____ RECORDED DATA

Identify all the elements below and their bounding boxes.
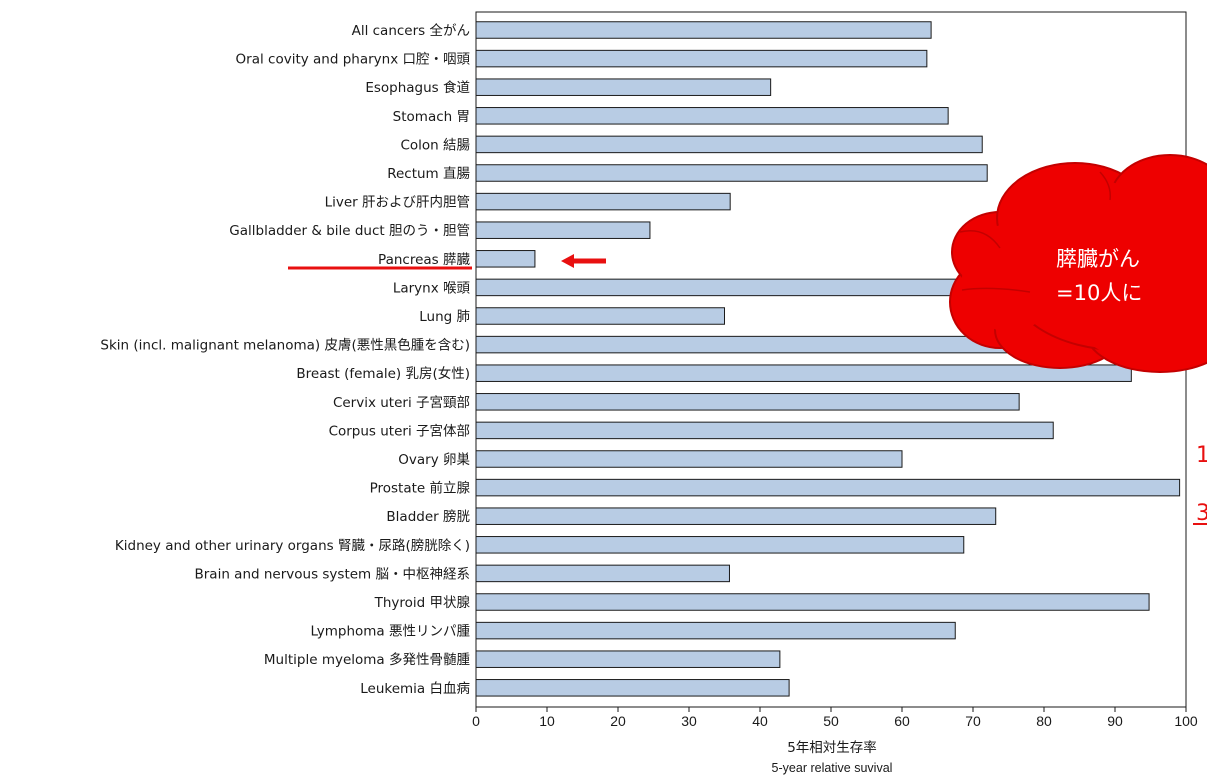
bar-16 [475,478,1181,497]
category-label-14: Corpus uteri 子宮体部 [329,423,470,439]
bar-7 [475,221,651,239]
bar-23 [475,679,790,697]
bar-13 [475,393,1020,411]
category-label-2: Esophagus 食道 [365,79,470,96]
category-label-6: Liver 肝および肝内胆管 [325,195,470,211]
bar-8 [475,250,536,268]
bar-18 [475,536,965,554]
category-label-10: Lung 肺 [419,309,470,325]
category-label-7: Gallbladder & bile duct 胆のう・胆管 [229,223,470,239]
bar-1 [475,49,928,68]
bar-14 [475,421,1054,440]
category-label-22: Multiple myeloma 多発性骨髄腫 [264,651,470,668]
bar-12 [475,364,1132,382]
bar-10 [475,307,725,325]
x-tick-label-4: 40 [752,713,768,729]
category-label-17: Bladder 膀胱 [386,508,470,525]
highlight-arrow [561,254,606,268]
category-label-18: Kidney and other urinary organs 腎臓・尿路(膀胱… [115,537,470,554]
x-axis: 0 10 20 30 40 50 60 70 80 90 100 [472,707,1198,729]
x-tick-label-3: 30 [681,713,697,729]
category-label-5: Rectum 直腸 [387,166,470,182]
x-axis-title-jp: 5年相対生存率 [787,739,877,756]
bar-6 [475,192,731,211]
x-tick-label-5: 50 [823,713,839,729]
bar-5 [475,164,988,182]
fragment-text-2: 3 [1196,501,1207,526]
x-tick-label-10: 100 [1174,713,1198,729]
bar-3 [475,107,949,125]
category-label-12: Breast (female) 乳房(女性) [296,365,470,382]
x-tick-label-0: 0 [472,713,480,729]
x-tick-label-9: 90 [1107,713,1123,729]
callout-text-line2: =10人に [1056,281,1142,305]
category-labels: All cancers 全がん Oral covity and pharynx 口… [100,22,470,697]
category-label-8: Pancreas 膵臓 [378,252,470,268]
callout-text-line1: 膵臓がん [1056,247,1140,271]
bar-0 [475,21,932,39]
x-tick-label-2: 20 [610,713,626,729]
bar-21 [475,621,956,640]
category-label-0: All cancers 全がん [352,22,470,39]
category-label-19: Brain and nervous system 脳・中枢神経系 [194,566,470,582]
bar-22 [475,650,781,668]
category-label-16: Prostate 前立腺 [370,480,471,497]
bar-17 [475,507,997,525]
category-label-11: Skin (incl. malignant melanoma) 皮膚(悪性黒色腫… [100,337,470,354]
bar-4 [475,135,983,154]
category-label-4: Colon 結腸 [400,137,470,153]
category-label-15: Ovary 卵巣 [398,452,470,468]
x-tick-label-1: 10 [539,713,555,729]
category-label-3: Stomach 胃 [393,109,470,125]
fragment-text-1: 1 [1196,443,1207,468]
x-tick-label-8: 80 [1036,713,1052,729]
x-tick-label-6: 60 [894,713,910,729]
bar-2 [475,78,772,96]
callout-cloud [949,154,1207,373]
bar-19 [475,564,730,583]
category-label-23: Leukemia 白血病 [360,681,470,697]
bar-20 [475,593,1150,611]
category-label-9: Larynx 喉頭 [393,280,471,296]
bar-15 [475,450,903,468]
x-axis-title-en: 5-year relative suvival [772,761,893,775]
x-tick-label-7: 70 [965,713,981,729]
category-label-21: Lymphoma 悪性リンパ腫 [310,624,470,640]
category-label-1: Oral covity and pharynx 口腔・咽頭 [236,52,471,68]
category-label-20: Thyroid 甲状腺 [374,595,471,611]
category-label-13: Cervix uteri 子宮頸部 [333,395,470,411]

________

> **WHAT THE TASK ASKS**
Copy every line of the listing above verbatim, omitting the picture lines.

> **COMPLETE RESPONSE**
Identify all the elements below and their bounding boxes.
bar-16 [475,478,1181,497]
category-label-14: Corpus uteri 子宮体部 [329,423,470,439]
bar-7 [475,221,651,239]
bar-23 [475,679,790,697]
bar-13 [475,393,1020,411]
category-label-2: Esophagus 食道 [365,79,470,96]
category-label-6: Liver 肝および肝内胆管 [325,195,470,211]
bar-8 [475,250,536,268]
bar-18 [475,536,965,554]
category-label-10: Lung 肺 [419,309,470,325]
category-label-7: Gallbladder & bile duct 胆のう・胆管 [229,223,470,239]
bar-1 [475,49,928,68]
bar-14 [475,421,1054,440]
category-label-22: Multiple myeloma 多発性骨髄腫 [264,651,470,668]
bar-12 [475,364,1132,382]
bar-10 [475,307,725,325]
x-tick-label-4: 40 [752,713,768,729]
category-label-17: Bladder 膀胱 [386,508,470,525]
highlight-arrow [561,254,606,268]
category-label-18: Kidney and other urinary organs 腎臓・尿路(膀胱… [115,537,470,554]
x-axis: 0 10 20 30 40 50 60 70 80 90 100 [472,707,1198,729]
x-tick-label-3: 30 [681,713,697,729]
category-label-5: Rectum 直腸 [387,166,470,182]
x-axis-title-jp: 5年相対生存率 [787,739,877,756]
bar-6 [475,192,731,211]
x-tick-label-5: 50 [823,713,839,729]
bar-5 [475,164,988,182]
fragment-text-2: 3 [1196,501,1207,526]
x-tick-label-10: 100 [1174,713,1198,729]
bar-3 [475,107,949,125]
category-label-12: Breast (female) 乳房(女性) [296,365,470,382]
x-tick-label-0: 0 [472,713,480,729]
x-tick-label-9: 90 [1107,713,1123,729]
callout-text-line2: =10人に [1056,281,1142,305]
category-labels: All cancers 全がん Oral covity and pharynx 口… [100,22,470,697]
category-label-8: Pancreas 膵臓 [378,252,470,268]
callout-text-line1: 膵臓がん [1056,247,1140,271]
bar-0 [475,21,932,39]
x-tick-label-2: 20 [610,713,626,729]
bar-21 [475,621,956,640]
category-label-0: All cancers 全がん [352,22,470,39]
category-label-19: Brain and nervous system 脳・中枢神経系 [194,566,470,582]
bar-22 [475,650,781,668]
category-label-16: Prostate 前立腺 [370,480,471,497]
bar-17 [475,507,997,525]
category-label-11: Skin (incl. malignant melanoma) 皮膚(悪性黒色腫… [100,337,470,354]
bar-4 [475,135,983,154]
category-label-4: Colon 結腸 [400,137,470,153]
category-label-15: Ovary 卵巣 [398,452,470,468]
x-tick-label-1: 10 [539,713,555,729]
category-label-3: Stomach 胃 [393,109,470,125]
fragment-text-1: 1 [1196,443,1207,468]
x-tick-label-8: 80 [1036,713,1052,729]
x-tick-label-6: 60 [894,713,910,729]
bar-2 [475,78,772,96]
callout-cloud [949,154,1207,373]
bar-19 [475,564,730,583]
category-label-23: Leukemia 白血病 [360,681,470,697]
bar-20 [475,593,1150,611]
category-label-9: Larynx 喉頭 [393,280,471,296]
bar-15 [475,450,903,468]
x-axis-title-en: 5-year relative suvival [772,761,893,775]
x-tick-label-7: 70 [965,713,981,729]
category-label-21: Lymphoma 悪性リンパ腫 [310,624,470,640]
category-label-1: Oral covity and pharynx 口腔・咽頭 [236,52,471,68]
category-label-20: Thyroid 甲状腺 [374,595,471,611]
category-label-13: Cervix uteri 子宮頸部 [333,395,470,411]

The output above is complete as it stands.